Problem details
Render each of the records below as a JSON list of strings, with one string per line and blank lines omitted.

## BEGIN

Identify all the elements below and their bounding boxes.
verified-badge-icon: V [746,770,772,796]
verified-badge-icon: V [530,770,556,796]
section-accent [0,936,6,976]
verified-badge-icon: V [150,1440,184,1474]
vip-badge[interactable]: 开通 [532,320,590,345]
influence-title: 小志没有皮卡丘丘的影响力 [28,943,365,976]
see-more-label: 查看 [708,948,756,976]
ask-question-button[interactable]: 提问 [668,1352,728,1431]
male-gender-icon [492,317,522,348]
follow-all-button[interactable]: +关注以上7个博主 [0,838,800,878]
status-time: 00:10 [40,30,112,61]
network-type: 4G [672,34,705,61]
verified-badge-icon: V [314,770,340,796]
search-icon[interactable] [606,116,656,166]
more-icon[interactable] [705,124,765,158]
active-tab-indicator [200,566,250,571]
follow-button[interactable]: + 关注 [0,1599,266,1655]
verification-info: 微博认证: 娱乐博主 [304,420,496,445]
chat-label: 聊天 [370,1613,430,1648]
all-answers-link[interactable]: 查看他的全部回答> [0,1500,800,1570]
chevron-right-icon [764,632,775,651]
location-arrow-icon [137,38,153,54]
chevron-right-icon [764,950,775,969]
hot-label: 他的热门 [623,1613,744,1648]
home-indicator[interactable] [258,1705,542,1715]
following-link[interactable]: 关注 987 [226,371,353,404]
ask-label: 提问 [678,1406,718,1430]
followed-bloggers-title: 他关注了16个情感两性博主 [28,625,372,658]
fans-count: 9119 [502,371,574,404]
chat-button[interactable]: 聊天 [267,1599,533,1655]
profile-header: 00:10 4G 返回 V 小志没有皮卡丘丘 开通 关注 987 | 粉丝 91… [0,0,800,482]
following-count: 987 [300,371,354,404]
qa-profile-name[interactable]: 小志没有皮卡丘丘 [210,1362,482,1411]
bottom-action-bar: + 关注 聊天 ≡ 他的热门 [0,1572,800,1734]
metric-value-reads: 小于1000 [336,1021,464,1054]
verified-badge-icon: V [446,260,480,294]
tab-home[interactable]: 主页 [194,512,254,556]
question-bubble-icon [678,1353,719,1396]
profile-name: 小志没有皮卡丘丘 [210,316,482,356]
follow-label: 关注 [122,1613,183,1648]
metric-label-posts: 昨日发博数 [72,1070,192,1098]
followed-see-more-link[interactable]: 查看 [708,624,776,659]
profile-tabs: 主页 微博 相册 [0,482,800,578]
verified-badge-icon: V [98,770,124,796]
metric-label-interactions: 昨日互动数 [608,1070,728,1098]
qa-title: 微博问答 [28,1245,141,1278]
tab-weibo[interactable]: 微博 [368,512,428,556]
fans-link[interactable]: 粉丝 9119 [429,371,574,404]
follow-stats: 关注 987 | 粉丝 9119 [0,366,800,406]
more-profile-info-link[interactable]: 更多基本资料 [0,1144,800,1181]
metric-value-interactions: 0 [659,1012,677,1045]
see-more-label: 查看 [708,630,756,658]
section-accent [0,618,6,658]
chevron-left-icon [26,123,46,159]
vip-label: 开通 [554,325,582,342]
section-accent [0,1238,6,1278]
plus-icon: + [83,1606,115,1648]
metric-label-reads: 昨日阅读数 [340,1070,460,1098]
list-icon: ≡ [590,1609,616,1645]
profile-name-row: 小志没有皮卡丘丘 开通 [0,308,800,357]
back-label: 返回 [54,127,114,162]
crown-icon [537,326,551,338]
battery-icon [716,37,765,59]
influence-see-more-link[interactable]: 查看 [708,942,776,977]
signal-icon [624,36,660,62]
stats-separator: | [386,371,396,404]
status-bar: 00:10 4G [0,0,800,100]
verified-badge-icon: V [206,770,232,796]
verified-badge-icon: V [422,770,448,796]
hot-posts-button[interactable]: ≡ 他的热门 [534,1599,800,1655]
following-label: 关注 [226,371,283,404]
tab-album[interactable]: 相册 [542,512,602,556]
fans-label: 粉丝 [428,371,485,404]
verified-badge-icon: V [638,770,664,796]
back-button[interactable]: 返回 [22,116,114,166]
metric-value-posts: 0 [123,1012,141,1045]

## END

Problem solution
[
  "Identify all the elements below and their bounding boxes.",
  "verified-badge-icon: V [746,770,772,796]",
  "verified-badge-icon: V [530,770,556,796]",
  "section-accent [0,936,6,976]",
  "verified-badge-icon: V [150,1440,184,1474]",
  "vip-badge[interactable]: 开通 [532,320,590,345]",
  "influence-title: 小志没有皮卡丘丘的影响力 [28,943,365,976]",
  "see-more-label: 查看 [708,948,756,976]",
  "ask-question-button[interactable]: 提问 [668,1352,728,1431]",
  "male-gender-icon [492,317,522,348]",
  "follow-all-button[interactable]: +关注以上7个博主 [0,838,800,878]",
  "status-time: 00:10 [40,30,112,61]",
  "network-type: 4G [672,34,705,61]",
  "verified-badge-icon: V [314,770,340,796]",
  "search-icon[interactable] [606,116,656,166]",
  "more-icon[interactable] [705,124,765,158]",
  "active-tab-indicator [200,566,250,571]",
  "follow-button[interactable]: + 关注 [0,1599,266,1655]",
  "verification-info: 微博认证: 娱乐博主 [304,420,496,445]",
  "chat-label: 聊天 [370,1613,430,1648]",
  "all-answers-link[interactable]: 查看他的全部回答> [0,1500,800,1570]",
  "chevron-right-icon [764,632,775,651]",
  "location-arrow-icon [137,38,153,54]",
  "chevron-right-icon [764,950,775,969]",
  "hot-label: 他的热门 [623,1613,744,1648]",
  "home-indicator[interactable] [258,1705,542,1715]",
  "following-link[interactable]: 关注 987 [226,371,353,404]",
  "ask-label: 提问 [678,1406,718,1430]",
  "followed-bloggers-title: 他关注了16个情感两性博主 [28,625,372,658]",
  "fans-count: 9119 [502,371,574,404]",
  "chat-button[interactable]: 聊天 [267,1599,533,1655]",
  "profile-header: 00:10 4G 返回 V 小志没有皮卡丘丘 开通 关注 987 | 粉丝 91… [0,0,800,482]",
  "following-count: 987 [300,371,354,404]",
  "qa-profile-name[interactable]: 小志没有皮卡丘丘 [210,1362,482,1411]",
  "bottom-action-bar: + 关注 聊天 ≡ 他的热门 [0,1572,800,1734]",
  "metric-value-reads: 小于1000 [336,1021,464,1054]",
  "verified-badge-icon: V [446,260,480,294]",
  "tab-home[interactable]: 主页 [194,512,254,556]",
  "question-bubble-icon [678,1353,719,1396]",
  "profile-name: 小志没有皮卡丘丘 [210,316,482,356]",
  "follow-label: 关注 [122,1613,183,1648]",
  "metric-label-posts: 昨日发博数 [72,1070,192,1098]",
  "followed-see-more-link[interactable]: 查看 [708,624,776,659]",
  "profile-tabs: 主页 微博 相册 [0,482,800,578]",
  "verified-badge-icon: V [98,770,124,796]",
  "metric-label-interactions: 昨日互动数 [608,1070,728,1098]",
  "qa-title: 微博问答 [28,1245,141,1278]",
  "tab-weibo[interactable]: 微博 [368,512,428,556]",
  "fans-link[interactable]: 粉丝 9119 [429,371,574,404]",
  "follow-stats: 关注 987 | 粉丝 9119 [0,366,800,406]",
  "more-profile-info-link[interactable]: 更多基本资料 [0,1144,800,1181]",
  "metric-value-interactions: 0 [659,1012,677,1045]",
  "see-more-label: 查看 [708,630,756,658]",
  "section-accent [0,618,6,658]",
  "chevron-left-icon [26,123,46,159]",
  "vip-label: 开通 [554,325,582,342]",
  "section-accent [0,1238,6,1278]",
  "plus-icon: + [83,1606,115,1648]",
  "metric-label-reads: 昨日阅读数 [340,1070,460,1098]",
  "list-icon: ≡ [590,1609,616,1645]",
  "profile-name-row: 小志没有皮卡丘丘 开通 [0,308,800,357]",
  "back-label: 返回 [54,127,114,162]",
  "crown-icon [537,326,551,338]",
  "battery-icon [716,37,765,59]",
  "influence-see-more-link[interactable]: 查看 [708,942,776,977]",
  "signal-icon [624,36,660,62]",
  "stats-separator: | [386,371,396,404]",
  "status-bar: 00:10 4G [0,0,800,100]",
  "verified-badge-icon: V [206,770,232,796]",
  "verified-badge-icon: V [422,770,448,796]",
  "hot-posts-button[interactable]: ≡ 他的热门 [534,1599,800,1655]",
  "following-label: 关注 [226,371,283,404]",
  "tab-album[interactable]: 相册 [542,512,602,556]",
  "fans-label: 粉丝 [428,371,485,404]",
  "verified-badge-icon: V [638,770,664,796]",
  "back-button[interactable]: 返回 [22,116,114,166]",
  "metric-value-posts: 0 [123,1012,141,1045]"
]